PROVIDED TEXT
INVALDA INVL, AB AUDIT COMMITTEE ACTIVITY REPORT FOR THE FINANCIAL YEAR 2016 7 April 2017, Vilnius

GENERAL PART

The Audit Committee (hereinafter – the Committee) of Invalda INVL, AB (hereinafter – Invalda INVL, AB or the Company) was formed for the first time by the decision of the General Meeting of Shareholders on 14 November 2008.

The Committee works in accordance with the laws of the Republic of Lithuania, the Articles of Association of Invalda INVL, AB also Regulations of the Formation and Activity of the Audit Committee of Invalda INVL, AB (hereinafter – the Regulations), approved by the decision of the General Meeting of Shareholders on 29 April 2011.

COMPOSITION OF THE AUDIT COMMITTEE

The members of the Committee – Tomas Bubinas (an independent member of the Committee) and Danutė Kadanaitė, were elected by the decision of the General Meeting of Shareholders held on 14 November 2008 (the Company's first audit committee was also formed by the same decision).

These members were re-elected for the cadence of four years by the decision of the General Meeting of Shareholders on 30 April 2010.

After resignation of Tomas Bubinas on 30 August 2010, Vaidas Savukynas was elected as an independent member of the Committee till the end of the Committee's cadence by the decision of the General Meeting of Shareholders on 29 April 2011.

The Audit Committee was removed in corpore on 30 August 2013 by the resolution adopted by the General Shareholders Meeting of Invalda LT, AB. Danutė Kadanaitė and Tomas Bubinas (as an independent member) were appointed to the Audit Committee of Invalda LT, AB

The members of the Committee correspond with the qualification and experience requirements set out in the Regulations:

  • an independent member of the Committee has an university degree in economics and more than three years work experience in the field of accounting;

  • second member of the Committee has an university degree in law and more than three years work experience in the field of law.

Information and data which approve qualification and experience of the members of the Committee during 2016 has not changed.

An independent member of the Committee complies with main criteria set out in the Regulations which are used for identifying whether a member of the Audit Committee can be considered as independent:

  1. he is not a head of the Company or the Subsidiary and any associated company (as they are defined in paragraph 14 of the Regulations) and has not been such during the last five years;

  2. he is not an employee of the Company or the Subsidiary and any associated company and has not been such during the last three years;

  3. he is not receiving and has not been receiving significant additional remuneration from the Company or the Subsidiary and associated company other than remuneration for the office in the Audit Committee;

  4. he is not a controlling shareholder and is not a representative of such shareholder;

  5. he does not have and did not have any material business relations with the Company or the Subsidiary and associated company within the past year directly or as a partner, shareholder, head or employee of the administration of the subject having such relationships (a subject is considered to have business relations when it is a major supplier or service provider (including financial, legal, advisory and consulting services), major client or organisation receiving significant payments from the Company or the Subsidiary or its group);

  6. he is not and has not been during the last three years a partner or employee of the current or former audit company of the Company or the Subsidiary and associated company;

  7. he has not been in the position of a member of the Committee of the Company or the Subsidiary for over than 12 years;

  8. he is not a close relative to the head of the Company or the Subsidiary or to any person specified in paragraphs 1 – 6 above (a spouse (partner), children and parents are considered to be close relatives).

EXTRACTED ENTRIES
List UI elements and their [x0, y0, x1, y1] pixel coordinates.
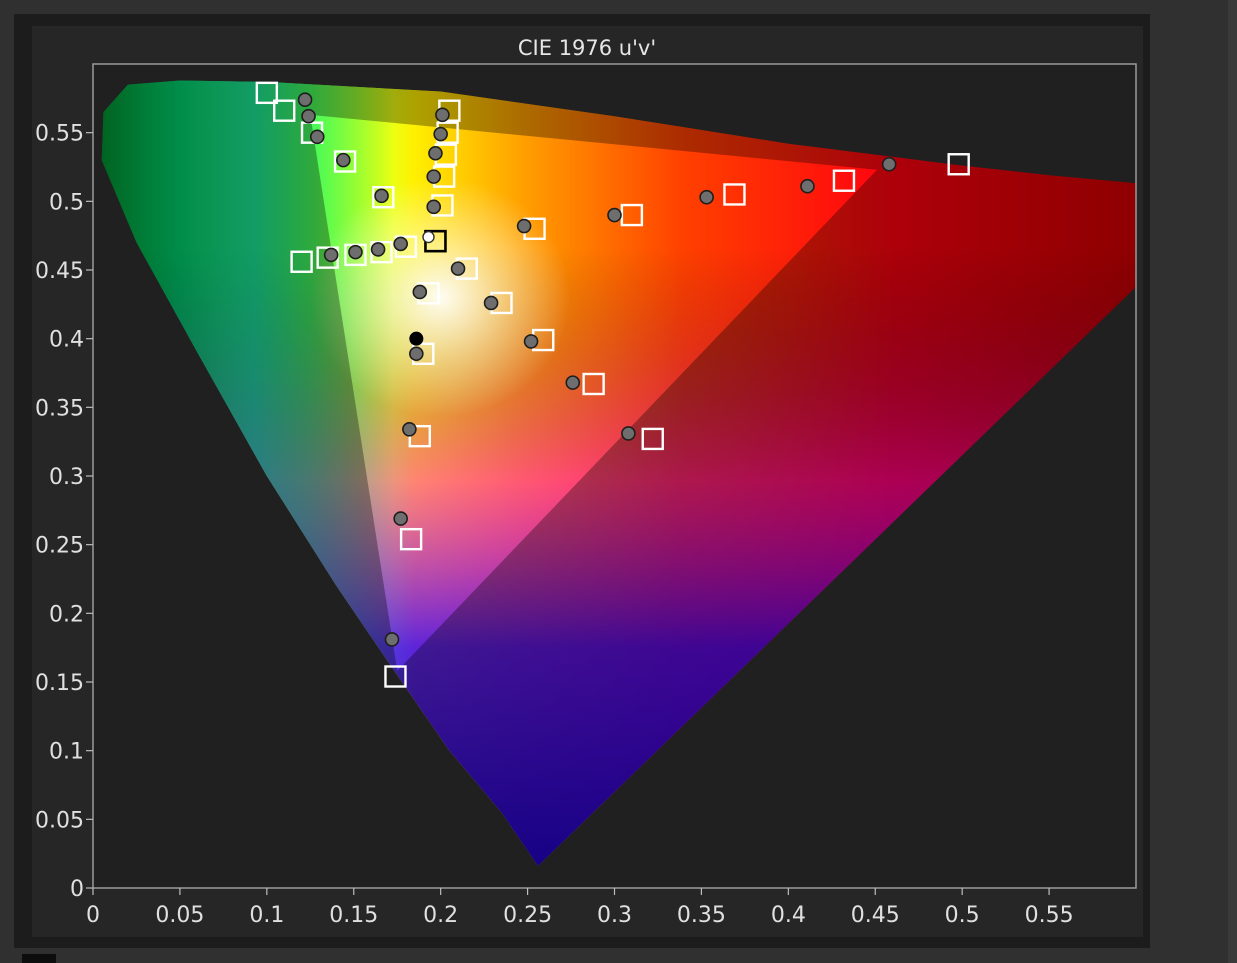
x-tick-label: 0.45	[851, 903, 900, 928]
measured-circle-marker	[409, 346, 424, 362]
y-tick-label: 0.25	[35, 534, 84, 559]
y-tick-label: 0.55	[35, 122, 84, 147]
measured-circle-marker	[309, 129, 325, 145]
y-axis: 0 0.05 0.1 0.15 0.2 0.25 0.3 0.35 0.4 0.45 0.5 0.55	[35, 122, 93, 902]
x-tick-label: 0.15	[329, 903, 378, 928]
y-tick-label: 0.45	[35, 259, 84, 284]
measured-circle-marker	[800, 178, 815, 194]
measured-circle-marker	[565, 375, 581, 390]
x-tick-label: 0.55	[1025, 903, 1074, 928]
measured-circle-marker	[301, 108, 316, 124]
y-tick-label: 0.35	[35, 396, 84, 421]
x-tick-label: 0.25	[503, 903, 552, 928]
measured-circle-marker	[621, 426, 636, 441]
chart-title: CIE 1976 u'v'	[518, 36, 656, 60]
cie-chart: CIE 1976 u'v' 0 0.05 0.1 0.15 0.2 0.25 0.3 0.35…	[35, 36, 1137, 928]
y-tick-label: 0.3	[49, 465, 84, 490]
x-tick-label: 0.35	[677, 903, 726, 928]
measured-circle-marker	[516, 218, 532, 234]
measured-circle-marker	[336, 152, 351, 168]
measured-circle-marker	[426, 199, 442, 215]
measured-circle-marker	[402, 422, 417, 437]
black-point-marker	[409, 331, 424, 346]
x-tick-label: 0	[86, 903, 100, 928]
measured-circle-marker	[323, 247, 339, 263]
measured-circle-marker	[433, 126, 448, 142]
measured-circle-marker	[384, 632, 400, 647]
measured-circle-marker	[881, 156, 897, 172]
measured-circle-marker	[297, 92, 313, 108]
measured-circle-marker	[426, 169, 442, 184]
x-tick-label: 0.4	[771, 903, 806, 928]
x-tick-label: 0.5	[945, 903, 980, 928]
measured-circle-marker	[607, 207, 622, 223]
measured-circle-marker	[428, 145, 443, 161]
x-tick-label: 0.1	[249, 903, 284, 928]
measured-circle-marker	[523, 334, 539, 349]
y-tick-label: 0	[70, 877, 84, 902]
x-tick-label: 0.3	[597, 903, 632, 928]
y-tick-label: 0.05	[35, 808, 84, 833]
measured-circle-marker	[699, 189, 714, 205]
measured-circle-marker	[435, 107, 450, 123]
y-tick-label: 0.2	[49, 602, 84, 627]
y-tick-label: 0.5	[49, 190, 84, 215]
white-measured-circle-marker	[422, 230, 435, 244]
measured-circle-marker	[393, 236, 408, 252]
x-tick-label: 0.2	[423, 903, 458, 928]
x-tick-label: 0.05	[155, 903, 204, 928]
y-tick-label: 0.1	[49, 740, 84, 765]
measured-circle-marker	[412, 284, 428, 300]
y-tick-label: 0.15	[35, 671, 84, 696]
y-tick-label: 0.4	[49, 328, 84, 353]
measured-circle-marker	[348, 244, 363, 260]
measured-circle-marker	[450, 261, 466, 276]
x-axis: 0 0.05 0.1 0.15 0.2 0.25 0.3 0.35 0.4 0.45 0.5 0.55	[86, 888, 1074, 928]
measured-circle-marker	[483, 295, 499, 311]
measured-circle-marker	[374, 188, 389, 204]
measured-circle-marker	[393, 511, 408, 526]
measured-circle-marker	[370, 242, 386, 257]
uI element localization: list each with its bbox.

TASK GOAL
Resume the 2016 audit committee activity report for Invalda INVL, AB, continuing from the eighth independence criterion.

ANSWER TO THE TASK
FUNCTIONS AND PROCEDURE OF WORK OF THE AUDIT COMMITTEE

The main functions of the Committee:

  1. provide recommendations to the Board of the Company with selection, appointment, reappointment and removal of an external audit company as well as the terms and conditions of the agreement with the audit company;

  2. observe the process of external audit of the Company;

  3. observe how the external auditor and audit company follow the principles of independence and objectivity;

  4. observe the financial statements preparation process of the Company;

  5. observe the efficiency of the internal control and risk management systems of the Company and the Subsidiary. Once a year review the need of the internal audit function;

  6. observe if the members of the Board and/or the managers of the Company take into account recommendations and comments of the audit company properly.

The work of the Committee is organized taking into account the specifics of the activity of the Company external factors, changes in legal environment.

The right of initiative of convoking the meetings of the Committee is held by both members of the Committee. Usually the time of the meetings is combined with discussion of preparation process of financial and audit (including intermediate financial statements) statements.

During the reporting period the Committee discussed all questions collegially.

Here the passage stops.